▸ **Exercise**
Copy out every line in which the string "LEAST" occurs.

▸ **Data rows**
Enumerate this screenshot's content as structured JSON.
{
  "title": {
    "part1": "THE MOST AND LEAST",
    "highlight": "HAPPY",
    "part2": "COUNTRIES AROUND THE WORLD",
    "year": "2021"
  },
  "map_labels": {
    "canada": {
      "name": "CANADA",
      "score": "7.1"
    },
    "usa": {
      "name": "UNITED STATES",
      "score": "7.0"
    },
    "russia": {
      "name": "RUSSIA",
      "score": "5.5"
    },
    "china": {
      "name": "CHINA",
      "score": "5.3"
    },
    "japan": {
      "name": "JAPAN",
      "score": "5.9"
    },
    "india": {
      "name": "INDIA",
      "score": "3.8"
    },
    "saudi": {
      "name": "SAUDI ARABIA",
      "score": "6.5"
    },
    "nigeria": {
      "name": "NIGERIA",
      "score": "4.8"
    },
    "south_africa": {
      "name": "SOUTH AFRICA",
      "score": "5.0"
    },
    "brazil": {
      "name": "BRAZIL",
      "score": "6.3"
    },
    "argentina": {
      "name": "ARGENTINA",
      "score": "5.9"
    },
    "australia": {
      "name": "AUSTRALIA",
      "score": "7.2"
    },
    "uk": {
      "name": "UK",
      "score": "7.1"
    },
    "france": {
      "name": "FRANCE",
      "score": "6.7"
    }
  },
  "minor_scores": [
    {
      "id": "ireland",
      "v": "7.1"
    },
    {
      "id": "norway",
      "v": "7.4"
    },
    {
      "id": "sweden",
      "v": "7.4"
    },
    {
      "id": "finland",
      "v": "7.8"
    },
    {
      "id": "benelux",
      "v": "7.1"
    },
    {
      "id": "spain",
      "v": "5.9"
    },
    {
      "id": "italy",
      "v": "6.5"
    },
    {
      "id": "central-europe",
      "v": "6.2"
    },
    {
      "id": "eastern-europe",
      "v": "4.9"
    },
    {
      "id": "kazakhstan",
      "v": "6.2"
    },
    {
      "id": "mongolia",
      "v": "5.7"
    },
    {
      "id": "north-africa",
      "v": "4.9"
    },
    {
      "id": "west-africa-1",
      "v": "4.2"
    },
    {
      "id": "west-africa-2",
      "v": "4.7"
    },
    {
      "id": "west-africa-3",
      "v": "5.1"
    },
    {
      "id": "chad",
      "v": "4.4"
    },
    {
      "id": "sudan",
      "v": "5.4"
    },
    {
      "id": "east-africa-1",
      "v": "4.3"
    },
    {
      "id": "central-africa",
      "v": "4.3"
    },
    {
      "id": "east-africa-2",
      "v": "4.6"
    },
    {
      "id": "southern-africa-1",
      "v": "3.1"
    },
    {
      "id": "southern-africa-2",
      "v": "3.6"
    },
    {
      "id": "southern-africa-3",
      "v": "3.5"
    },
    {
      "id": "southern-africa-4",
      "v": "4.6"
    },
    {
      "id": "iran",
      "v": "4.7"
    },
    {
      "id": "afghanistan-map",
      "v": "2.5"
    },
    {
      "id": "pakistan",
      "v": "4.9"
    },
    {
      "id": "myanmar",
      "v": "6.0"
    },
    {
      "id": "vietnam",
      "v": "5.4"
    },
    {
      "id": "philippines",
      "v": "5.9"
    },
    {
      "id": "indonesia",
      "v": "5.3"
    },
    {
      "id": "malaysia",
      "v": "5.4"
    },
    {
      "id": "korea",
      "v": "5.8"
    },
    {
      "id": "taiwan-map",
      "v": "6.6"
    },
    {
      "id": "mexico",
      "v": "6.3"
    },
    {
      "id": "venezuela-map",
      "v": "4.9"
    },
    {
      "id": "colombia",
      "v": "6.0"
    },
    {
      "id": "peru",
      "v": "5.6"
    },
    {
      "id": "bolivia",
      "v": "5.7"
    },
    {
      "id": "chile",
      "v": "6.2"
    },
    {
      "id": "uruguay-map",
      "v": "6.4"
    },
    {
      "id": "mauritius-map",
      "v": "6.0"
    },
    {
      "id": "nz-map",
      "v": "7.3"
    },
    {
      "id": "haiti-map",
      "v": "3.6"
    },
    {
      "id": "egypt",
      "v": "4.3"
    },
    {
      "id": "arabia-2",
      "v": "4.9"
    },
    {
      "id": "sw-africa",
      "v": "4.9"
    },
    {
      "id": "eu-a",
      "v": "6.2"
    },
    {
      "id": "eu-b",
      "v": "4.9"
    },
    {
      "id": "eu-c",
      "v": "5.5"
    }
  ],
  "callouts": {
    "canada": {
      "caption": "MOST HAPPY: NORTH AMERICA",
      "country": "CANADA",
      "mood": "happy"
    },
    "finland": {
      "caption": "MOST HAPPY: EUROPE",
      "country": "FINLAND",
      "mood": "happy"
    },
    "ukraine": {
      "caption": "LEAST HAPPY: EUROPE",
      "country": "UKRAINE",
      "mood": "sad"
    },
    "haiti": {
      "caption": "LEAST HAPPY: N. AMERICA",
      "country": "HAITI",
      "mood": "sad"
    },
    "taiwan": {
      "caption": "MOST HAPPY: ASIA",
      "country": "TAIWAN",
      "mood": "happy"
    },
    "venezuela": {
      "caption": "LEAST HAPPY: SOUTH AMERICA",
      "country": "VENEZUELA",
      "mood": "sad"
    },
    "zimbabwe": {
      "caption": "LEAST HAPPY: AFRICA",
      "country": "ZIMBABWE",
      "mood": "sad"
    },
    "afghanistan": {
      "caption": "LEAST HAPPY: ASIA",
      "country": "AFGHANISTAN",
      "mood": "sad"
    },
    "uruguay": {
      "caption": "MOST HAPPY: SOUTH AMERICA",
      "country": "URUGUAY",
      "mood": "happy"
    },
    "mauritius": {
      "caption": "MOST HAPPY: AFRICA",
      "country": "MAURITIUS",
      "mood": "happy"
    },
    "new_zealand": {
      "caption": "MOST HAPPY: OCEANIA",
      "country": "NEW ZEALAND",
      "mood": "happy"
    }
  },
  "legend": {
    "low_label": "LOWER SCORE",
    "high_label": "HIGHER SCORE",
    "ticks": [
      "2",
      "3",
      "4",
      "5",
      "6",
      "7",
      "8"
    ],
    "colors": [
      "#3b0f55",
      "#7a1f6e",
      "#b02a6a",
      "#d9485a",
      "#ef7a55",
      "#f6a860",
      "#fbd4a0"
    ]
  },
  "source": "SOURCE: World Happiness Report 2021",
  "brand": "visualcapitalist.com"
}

▸ **Solution to the exercise**
    "part1": "THE MOST AND LEAST",
      "caption": "LEAST HAPPY: EUROPE",
      "caption": "LEAST HAPPY: N. AMERICA",
      "caption": "LEAST HAPPY: SOUTH AMERICA",
      "caption": "LEAST HAPPY: AFRICA",
      "caption": "LEAST HAPPY: ASIA",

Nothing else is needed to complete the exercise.